• _Consigne A_
Relevez les êtres, humains ou animaux, que l'extrait sur Pyrrhon désigne par un nom ou un groupe nominal.
• _Consigne B_
Prolongez l'extrait sur Pyrrhon et le chien en reprenant après sa dernière phrase.

------ Extrait ------

Pyrrhon doutait que le monde soit réel. Pourtant, un jour il avait
fui les crocs d'un chien méchant qui voulait le mordre en se
réfugiant dans un arbre. Là, ma professeure de philosophie antique
trouvait que ce n'était pas très conséquent de la part de Pyrrhon
qui se contredisait à l'évidence par ce genre de démonstration. Si
le monde est irréel, pourquoi fuir les crocs d'un chien ? Quand
j'ai cité une anecdote où l'on fait preuve d'un héroïsme
extraordinaire, cela n'allait pas ; et quand j'ai cité une
anecdote qui correspond plus à la nature peureuse et pas du tout
héroïque des hommes, cela n'allait pas non plus.
Mais
là encore pourtant, il y a un enseignement derrière cette anecdote.

------ Données extraites ------

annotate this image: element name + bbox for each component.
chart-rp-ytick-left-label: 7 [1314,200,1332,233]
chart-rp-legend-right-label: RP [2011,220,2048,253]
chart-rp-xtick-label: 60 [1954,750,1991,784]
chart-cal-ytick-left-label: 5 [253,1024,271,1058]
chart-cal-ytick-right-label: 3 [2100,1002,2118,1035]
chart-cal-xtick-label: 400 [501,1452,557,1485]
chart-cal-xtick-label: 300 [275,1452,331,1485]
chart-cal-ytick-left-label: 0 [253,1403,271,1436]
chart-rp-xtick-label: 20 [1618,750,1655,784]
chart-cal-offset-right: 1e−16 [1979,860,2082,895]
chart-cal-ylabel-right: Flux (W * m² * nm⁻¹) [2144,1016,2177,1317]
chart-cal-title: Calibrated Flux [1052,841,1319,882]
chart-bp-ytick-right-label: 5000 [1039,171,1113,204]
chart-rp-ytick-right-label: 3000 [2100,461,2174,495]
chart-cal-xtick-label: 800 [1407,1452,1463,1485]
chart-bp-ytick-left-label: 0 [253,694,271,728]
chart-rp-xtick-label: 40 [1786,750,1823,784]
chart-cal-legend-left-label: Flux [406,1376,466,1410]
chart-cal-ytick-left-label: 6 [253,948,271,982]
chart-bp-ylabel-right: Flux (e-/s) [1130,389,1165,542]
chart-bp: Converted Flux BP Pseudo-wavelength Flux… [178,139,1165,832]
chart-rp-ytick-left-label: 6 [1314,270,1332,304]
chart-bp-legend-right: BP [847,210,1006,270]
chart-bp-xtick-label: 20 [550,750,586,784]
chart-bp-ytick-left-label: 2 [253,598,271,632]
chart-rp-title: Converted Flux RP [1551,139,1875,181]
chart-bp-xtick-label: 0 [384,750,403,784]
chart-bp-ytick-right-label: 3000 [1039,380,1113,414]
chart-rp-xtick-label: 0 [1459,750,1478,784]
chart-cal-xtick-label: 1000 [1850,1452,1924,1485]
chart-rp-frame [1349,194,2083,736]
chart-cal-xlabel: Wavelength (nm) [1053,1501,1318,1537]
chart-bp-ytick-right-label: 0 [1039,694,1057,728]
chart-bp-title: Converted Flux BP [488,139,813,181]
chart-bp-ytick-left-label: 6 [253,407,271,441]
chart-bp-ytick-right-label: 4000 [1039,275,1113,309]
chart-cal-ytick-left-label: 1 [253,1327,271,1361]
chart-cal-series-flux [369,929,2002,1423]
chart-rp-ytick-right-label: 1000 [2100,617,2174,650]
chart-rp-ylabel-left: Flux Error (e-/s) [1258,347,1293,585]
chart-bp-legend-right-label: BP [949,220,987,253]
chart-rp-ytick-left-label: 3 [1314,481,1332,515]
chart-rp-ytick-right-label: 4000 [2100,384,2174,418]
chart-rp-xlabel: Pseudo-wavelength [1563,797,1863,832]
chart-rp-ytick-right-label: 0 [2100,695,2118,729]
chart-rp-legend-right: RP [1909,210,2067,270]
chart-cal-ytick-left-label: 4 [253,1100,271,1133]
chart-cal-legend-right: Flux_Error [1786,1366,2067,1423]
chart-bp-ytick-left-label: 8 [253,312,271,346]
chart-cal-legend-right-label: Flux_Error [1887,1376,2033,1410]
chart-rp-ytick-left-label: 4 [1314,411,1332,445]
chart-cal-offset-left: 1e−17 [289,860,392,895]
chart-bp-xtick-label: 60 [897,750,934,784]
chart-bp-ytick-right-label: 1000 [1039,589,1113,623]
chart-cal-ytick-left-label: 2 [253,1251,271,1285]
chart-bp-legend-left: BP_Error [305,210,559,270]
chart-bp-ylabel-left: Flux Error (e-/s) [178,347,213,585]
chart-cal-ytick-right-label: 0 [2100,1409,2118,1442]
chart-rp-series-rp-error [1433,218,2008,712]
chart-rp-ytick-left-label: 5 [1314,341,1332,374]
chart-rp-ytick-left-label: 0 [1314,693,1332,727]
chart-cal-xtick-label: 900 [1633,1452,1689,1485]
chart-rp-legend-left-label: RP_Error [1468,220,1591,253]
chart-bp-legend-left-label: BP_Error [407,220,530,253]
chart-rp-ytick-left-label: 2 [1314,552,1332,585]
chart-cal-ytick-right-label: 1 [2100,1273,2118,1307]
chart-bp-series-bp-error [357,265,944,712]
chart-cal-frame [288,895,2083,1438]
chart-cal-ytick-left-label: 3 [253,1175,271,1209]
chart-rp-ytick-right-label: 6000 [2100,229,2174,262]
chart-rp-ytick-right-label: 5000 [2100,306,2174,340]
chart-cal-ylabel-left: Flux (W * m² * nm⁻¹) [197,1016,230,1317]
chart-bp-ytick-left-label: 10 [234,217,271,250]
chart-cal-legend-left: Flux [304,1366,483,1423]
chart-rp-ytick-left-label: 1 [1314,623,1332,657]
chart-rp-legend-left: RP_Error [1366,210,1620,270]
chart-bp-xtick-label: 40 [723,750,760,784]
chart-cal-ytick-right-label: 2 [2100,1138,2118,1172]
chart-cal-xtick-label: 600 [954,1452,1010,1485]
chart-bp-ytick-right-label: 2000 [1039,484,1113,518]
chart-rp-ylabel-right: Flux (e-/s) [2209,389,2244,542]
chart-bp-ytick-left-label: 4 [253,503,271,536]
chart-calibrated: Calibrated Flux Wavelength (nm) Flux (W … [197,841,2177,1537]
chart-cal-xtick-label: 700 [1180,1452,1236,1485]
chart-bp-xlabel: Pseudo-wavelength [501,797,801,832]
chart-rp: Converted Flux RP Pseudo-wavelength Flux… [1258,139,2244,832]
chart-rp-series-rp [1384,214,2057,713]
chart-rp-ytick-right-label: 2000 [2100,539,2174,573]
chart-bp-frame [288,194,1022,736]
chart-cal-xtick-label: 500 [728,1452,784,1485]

------

• _Réponse A_
Pyrrhon ; un chien méchant ; ma professeure de philosophie antique ; les hommes

• _Réponse B_
Pyrrhon montre par ses actes qu'il ne faut pas chercher absolument à
atteindre les idéaux qu'on défend dans son discours. Il ne faut pas
suivre sa logique jusqu'au bout puisqu'on ne peut être sûr de rien.
Rester raisonnable vaut beaucoup mieux, même cela doit nous vouloir
quelques moqueries. À quoi bon
vouloir être absolument héroïque face aux morsures d'un chien ?
Le chien n'en retirera aucune leçon de sagesse, et nous mordu, on ne
sera pas plus sage pour la cause. Ne poussons pas nos principes
jusqu'à un absolu où ils perdent leur sens. Dans l'existence,
soyons orienté vers cette existence, et non pas vers des idéaux et
des principes éthérés. Dans cette existence, nous ne sommes pas
parfaits, nous ne sommes pas impassibles en toutes circonstances,
mais on peut insuffler une certaine dose de sagesse dans cette vie.
Et c'est tout ce qui compte.
1
Diogène Laërce, « Vies
et doctrines des philosophes illustres »,
Librairie Générale Française, Paris, 1999,
IX, 59.
2
Shāntideva,
« Vivre
en héros pour l’Éveil »
(Bodhicharyāvatāra),
traduction de Georges Driessens, Seuil/Points Sagesses, Paris, 1993,
chap. VI, 14 & 15.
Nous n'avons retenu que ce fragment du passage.